## Entries taken from a collection
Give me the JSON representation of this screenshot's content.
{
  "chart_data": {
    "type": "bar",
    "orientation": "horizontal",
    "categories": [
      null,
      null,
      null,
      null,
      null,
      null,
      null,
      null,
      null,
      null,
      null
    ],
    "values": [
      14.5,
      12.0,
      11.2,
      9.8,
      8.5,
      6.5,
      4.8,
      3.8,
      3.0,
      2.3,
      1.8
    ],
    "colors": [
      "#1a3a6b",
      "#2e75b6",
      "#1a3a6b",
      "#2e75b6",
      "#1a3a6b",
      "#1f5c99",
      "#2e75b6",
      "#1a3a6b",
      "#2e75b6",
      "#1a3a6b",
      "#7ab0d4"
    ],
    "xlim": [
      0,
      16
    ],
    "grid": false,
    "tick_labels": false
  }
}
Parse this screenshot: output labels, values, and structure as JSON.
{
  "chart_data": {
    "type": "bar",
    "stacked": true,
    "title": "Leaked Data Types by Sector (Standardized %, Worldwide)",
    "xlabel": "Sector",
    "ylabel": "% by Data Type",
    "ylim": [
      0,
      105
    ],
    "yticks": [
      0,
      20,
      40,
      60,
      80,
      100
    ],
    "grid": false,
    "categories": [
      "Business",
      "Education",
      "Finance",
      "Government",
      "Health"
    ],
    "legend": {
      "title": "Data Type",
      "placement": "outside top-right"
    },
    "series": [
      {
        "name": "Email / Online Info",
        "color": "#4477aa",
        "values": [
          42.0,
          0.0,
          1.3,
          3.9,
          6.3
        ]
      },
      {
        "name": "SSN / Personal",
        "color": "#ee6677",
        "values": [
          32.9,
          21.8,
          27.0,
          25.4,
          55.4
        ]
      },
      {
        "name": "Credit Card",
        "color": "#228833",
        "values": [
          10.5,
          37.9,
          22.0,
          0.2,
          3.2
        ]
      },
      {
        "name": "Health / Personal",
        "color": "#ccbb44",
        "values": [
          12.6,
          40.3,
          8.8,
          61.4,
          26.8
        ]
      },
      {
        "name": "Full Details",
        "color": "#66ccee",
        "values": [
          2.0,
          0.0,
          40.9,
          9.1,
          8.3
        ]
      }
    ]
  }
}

## Directions
Give the count of lines in the data above that hold the string "this", with no additional words.

## Complete response
2